**Task objective**:
Copy each of the records exactly; leave nothing out.

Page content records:
===
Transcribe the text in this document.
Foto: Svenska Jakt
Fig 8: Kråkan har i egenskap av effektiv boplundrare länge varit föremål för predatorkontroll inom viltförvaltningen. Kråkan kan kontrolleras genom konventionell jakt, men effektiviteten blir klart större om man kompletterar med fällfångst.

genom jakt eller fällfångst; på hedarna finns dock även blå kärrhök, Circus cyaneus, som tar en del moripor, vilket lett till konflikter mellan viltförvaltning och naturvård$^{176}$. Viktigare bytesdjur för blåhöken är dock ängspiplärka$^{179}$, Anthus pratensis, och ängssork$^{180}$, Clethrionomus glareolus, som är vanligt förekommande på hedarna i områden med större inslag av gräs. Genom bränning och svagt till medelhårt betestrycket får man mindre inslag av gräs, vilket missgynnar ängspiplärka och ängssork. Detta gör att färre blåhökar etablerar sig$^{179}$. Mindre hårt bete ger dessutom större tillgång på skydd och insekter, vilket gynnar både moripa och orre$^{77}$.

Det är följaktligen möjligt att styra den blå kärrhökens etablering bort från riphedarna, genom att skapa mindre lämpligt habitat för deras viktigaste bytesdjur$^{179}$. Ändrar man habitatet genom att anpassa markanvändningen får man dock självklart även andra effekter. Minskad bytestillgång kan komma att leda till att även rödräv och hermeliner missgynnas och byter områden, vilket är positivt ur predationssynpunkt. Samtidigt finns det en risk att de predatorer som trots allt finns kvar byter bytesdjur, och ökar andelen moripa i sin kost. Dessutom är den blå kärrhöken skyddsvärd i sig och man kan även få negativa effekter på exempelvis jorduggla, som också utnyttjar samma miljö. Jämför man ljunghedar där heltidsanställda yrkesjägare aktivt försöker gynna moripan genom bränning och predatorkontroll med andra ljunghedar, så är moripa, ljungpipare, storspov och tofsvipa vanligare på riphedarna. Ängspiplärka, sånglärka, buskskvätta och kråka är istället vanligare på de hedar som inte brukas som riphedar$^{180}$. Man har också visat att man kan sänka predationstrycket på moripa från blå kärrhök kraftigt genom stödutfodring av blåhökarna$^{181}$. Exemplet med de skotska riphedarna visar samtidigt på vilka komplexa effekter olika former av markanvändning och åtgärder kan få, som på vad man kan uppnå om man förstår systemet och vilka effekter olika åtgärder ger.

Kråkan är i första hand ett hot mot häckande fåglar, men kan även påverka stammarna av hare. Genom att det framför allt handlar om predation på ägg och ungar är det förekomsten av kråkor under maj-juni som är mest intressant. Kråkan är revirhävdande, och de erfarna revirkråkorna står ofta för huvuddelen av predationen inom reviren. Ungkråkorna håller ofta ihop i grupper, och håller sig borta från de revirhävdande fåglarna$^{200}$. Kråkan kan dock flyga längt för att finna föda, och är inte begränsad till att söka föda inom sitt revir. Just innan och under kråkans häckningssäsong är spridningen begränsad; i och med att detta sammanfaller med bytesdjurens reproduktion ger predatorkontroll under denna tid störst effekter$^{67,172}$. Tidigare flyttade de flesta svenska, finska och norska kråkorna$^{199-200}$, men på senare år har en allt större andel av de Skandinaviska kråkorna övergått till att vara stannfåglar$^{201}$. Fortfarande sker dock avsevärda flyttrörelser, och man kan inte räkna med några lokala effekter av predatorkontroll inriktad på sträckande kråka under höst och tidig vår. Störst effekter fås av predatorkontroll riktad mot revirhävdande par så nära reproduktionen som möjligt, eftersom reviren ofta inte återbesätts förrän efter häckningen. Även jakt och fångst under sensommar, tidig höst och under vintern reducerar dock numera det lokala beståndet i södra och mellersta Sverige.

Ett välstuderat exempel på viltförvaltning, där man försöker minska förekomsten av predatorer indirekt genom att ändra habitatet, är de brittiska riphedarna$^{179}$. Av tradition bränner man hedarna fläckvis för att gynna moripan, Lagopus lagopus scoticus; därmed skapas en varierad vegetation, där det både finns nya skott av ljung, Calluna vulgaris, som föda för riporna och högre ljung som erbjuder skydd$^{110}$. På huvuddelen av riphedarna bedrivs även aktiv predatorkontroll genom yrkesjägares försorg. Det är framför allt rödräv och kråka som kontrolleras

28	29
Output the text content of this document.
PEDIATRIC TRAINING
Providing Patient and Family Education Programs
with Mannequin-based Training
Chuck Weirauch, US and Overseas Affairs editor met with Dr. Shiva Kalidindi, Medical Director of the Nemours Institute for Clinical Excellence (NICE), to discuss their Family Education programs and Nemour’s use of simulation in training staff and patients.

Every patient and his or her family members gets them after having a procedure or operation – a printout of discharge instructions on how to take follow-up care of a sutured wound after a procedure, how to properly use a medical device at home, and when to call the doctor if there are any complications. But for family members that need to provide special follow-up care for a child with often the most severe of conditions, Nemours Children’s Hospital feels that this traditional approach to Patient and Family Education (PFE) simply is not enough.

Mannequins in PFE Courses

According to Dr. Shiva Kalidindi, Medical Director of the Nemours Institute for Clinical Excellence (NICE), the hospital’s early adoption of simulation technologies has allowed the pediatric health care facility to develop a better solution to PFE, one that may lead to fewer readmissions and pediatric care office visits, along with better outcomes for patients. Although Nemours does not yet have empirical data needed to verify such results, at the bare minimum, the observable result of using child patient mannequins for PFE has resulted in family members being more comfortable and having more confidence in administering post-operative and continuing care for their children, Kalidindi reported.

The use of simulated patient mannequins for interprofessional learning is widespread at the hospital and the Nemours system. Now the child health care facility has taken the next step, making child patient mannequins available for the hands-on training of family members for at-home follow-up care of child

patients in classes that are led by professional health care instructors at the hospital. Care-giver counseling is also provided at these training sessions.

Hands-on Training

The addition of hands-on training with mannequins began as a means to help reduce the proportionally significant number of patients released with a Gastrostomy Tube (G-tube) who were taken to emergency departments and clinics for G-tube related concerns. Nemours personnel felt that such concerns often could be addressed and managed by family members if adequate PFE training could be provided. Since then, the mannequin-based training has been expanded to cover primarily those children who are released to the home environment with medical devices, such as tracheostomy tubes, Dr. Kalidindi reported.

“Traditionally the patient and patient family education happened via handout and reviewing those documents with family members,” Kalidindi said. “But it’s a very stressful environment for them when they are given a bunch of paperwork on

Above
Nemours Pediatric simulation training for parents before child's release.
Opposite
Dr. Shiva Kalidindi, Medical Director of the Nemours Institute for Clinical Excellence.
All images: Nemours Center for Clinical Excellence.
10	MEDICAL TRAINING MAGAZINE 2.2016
===
**Task result**:
Transcribe the text in this document.
Foto: Svenska Jakt
Fig 8: Kråkan har i egenskap av effektiv boplundrare länge varit föremål för predatorkontroll inom viltförvaltningen. Kråkan kan kontrolleras genom konventionell jakt, men effektiviteten blir klart större om man kompletterar med fällfångst.

genom jakt eller fällfångst; på hedarna finns dock även blå kärrhök, Circus cyaneus, som tar en del moripor, vilket lett till konflikter mellan viltförvaltning och naturvård$^{176}$. Viktigare bytesdjur för blåhöken är dock ängspiplärka$^{179}$, Anthus pratensis, och ängssork$^{180}$, Clethrionomus glareolus, som är vanligt förekommande på hedarna i områden med större inslag av gräs. Genom bränning och svagt till medelhårt betestrycket får man mindre inslag av gräs, vilket missgynnar ängspiplärka och ängssork. Detta gör att färre blåhökar etablerar sig$^{179}$. Mindre hårt bete ger dessutom större tillgång på skydd och insekter, vilket gynnar både moripa och orre$^{77}$.

Det är följaktligen möjligt att styra den blå kärrhökens etablering bort från riphedarna, genom att skapa mindre lämpligt habitat för deras viktigaste bytesdjur$^{179}$. Ändrar man habitatet genom att anpassa markanvändningen får man dock självklart även andra effekter. Minskad bytestillgång kan komma att leda till att även rödräv och hermeliner missgynnas och byter områden, vilket är positivt ur predationssynpunkt. Samtidigt finns det en risk att de predatorer som trots allt finns kvar byter bytesdjur, och ökar andelen moripa i sin kost. Dessutom är den blå kärrhöken skyddsvärd i sig och man kan även få negativa effekter på exempelvis jorduggla, som också utnyttjar samma miljö. Jämför man ljunghedar där heltidsanställda yrkesjägare aktivt försöker gynna moripan genom bränning och predatorkontroll med andra ljunghedar, så är moripa, ljungpipare, storspov och tofsvipa vanligare på riphedarna. Ängspiplärka, sånglärka, buskskvätta och kråka är istället vanligare på de hedar som inte brukas som riphedar$^{180}$. Man har också visat att man kan sänka predationstrycket på moripa från blå kärrhök kraftigt genom stödutfodring av blåhökarna$^{181}$. Exemplet med de skotska riphedarna visar samtidigt på vilka komplexa effekter olika former av markanvändning och åtgärder kan få, som på vad man kan uppnå om man förstår systemet och vilka effekter olika åtgärder ger.

Kråkan är i första hand ett hot mot häckande fåglar, men kan även påverka stammarna av hare. Genom att det framför allt handlar om predation på ägg och ungar är det förekomsten av kråkor under maj-juni som är mest intressant. Kråkan är revirhävdande, och de erfarna revirkråkorna står ofta för huvuddelen av predationen inom reviren. Ungkråkorna håller ofta ihop i grupper, och håller sig borta från de revirhävdande fåglarna$^{200}$. Kråkan kan dock flyga längt för att finna föda, och är inte begränsad till att söka föda inom sitt revir. Just innan och under kråkans häckningssäsong är spridningen begränsad; i och med att detta sammanfaller med bytesdjurens reproduktion ger predatorkontroll under denna tid störst effekter$^{67,172}$. Tidigare flyttade de flesta svenska, finska och norska kråkorna$^{199-200}$, men på senare år har en allt större andel av de Skandinaviska kråkorna övergått till att vara stannfåglar$^{201}$. Fortfarande sker dock avsevärda flyttrörelser, och man kan inte räkna med några lokala effekter av predatorkontroll inriktad på sträckande kråka under höst och tidig vår. Störst effekter fås av predatorkontroll riktad mot revirhävdande par så nära reproduktionen som möjligt, eftersom reviren ofta inte återbesätts förrän efter häckningen. Även jakt och fångst under sensommar, tidig höst och under vintern reducerar dock numera det lokala beståndet i södra och mellersta Sverige.

Ett välstuderat exempel på viltförvaltning, där man försöker minska förekomsten av predatorer indirekt genom att ändra habitatet, är de brittiska riphedarna$^{179}$. Av tradition bränner man hedarna fläckvis för att gynna moripan, Lagopus lagopus scoticus; därmed skapas en varierad vegetation, där det både finns nya skott av ljung, Calluna vulgaris, som föda för riporna och högre ljung som erbjuder skydd$^{110}$. På huvuddelen av riphedarna bedrivs även aktiv predatorkontroll genom yrkesjägares försorg. Det är framför allt rödräv och kråka som kontrolleras

28	29
Output the text content of this document.
PEDIATRIC TRAINING
Providing Patient and Family Education Programs
with Mannequin-based Training
Chuck Weirauch, US and Overseas Affairs editor met with Dr. Shiva Kalidindi, Medical Director of the Nemours Institute for Clinical Excellence (NICE), to discuss their Family Education programs and Nemour’s use of simulation in training staff and patients.

Every patient and his or her family members gets them after having a procedure or operation – a printout of discharge instructions on how to take follow-up care of a sutured wound after a procedure, how to properly use a medical device at home, and when to call the doctor if there are any complications. But for family members that need to provide special follow-up care for a child with often the most severe of conditions, Nemours Children’s Hospital feels that this traditional approach to Patient and Family Education (PFE) simply is not enough.

Mannequins in PFE Courses

According to Dr. Shiva Kalidindi, Medical Director of the Nemours Institute for Clinical Excellence (NICE), the hospital’s early adoption of simulation technologies has allowed the pediatric health care facility to develop a better solution to PFE, one that may lead to fewer readmissions and pediatric care office visits, along with better outcomes for patients. Although Nemours does not yet have empirical data needed to verify such results, at the bare minimum, the observable result of using child patient mannequins for PFE has resulted in family members being more comfortable and having more confidence in administering post-operative and continuing care for their children, Kalidindi reported.

The use of simulated patient mannequins for interprofessional learning is widespread at the hospital and the Nemours system. Now the child health care facility has taken the next step, making child patient mannequins available for the hands-on training of family members for at-home follow-up care of child

patients in classes that are led by professional health care instructors at the hospital. Care-giver counseling is also provided at these training sessions.

Hands-on Training

The addition of hands-on training with mannequins began as a means to help reduce the proportionally significant number of patients released with a Gastrostomy Tube (G-tube) who were taken to emergency departments and clinics for G-tube related concerns. Nemours personnel felt that such concerns often could be addressed and managed by family members if adequate PFE training could be provided. Since then, the mannequin-based training has been expanded to cover primarily those children who are released to the home environment with medical devices, such as tracheostomy tubes, Dr. Kalidindi reported.

“Traditionally the patient and patient family education happened via handout and reviewing those documents with family members,” Kalidindi said. “But it’s a very stressful environment for them when they are given a bunch of paperwork on

Above
Nemours Pediatric simulation training for parents before child's release.
Opposite
Dr. Shiva Kalidindi, Medical Director of the Nemours Institute for Clinical Excellence.
All images: Nemours Center for Clinical Excellence.
10	MEDICAL TRAINING MAGAZINE 2.2016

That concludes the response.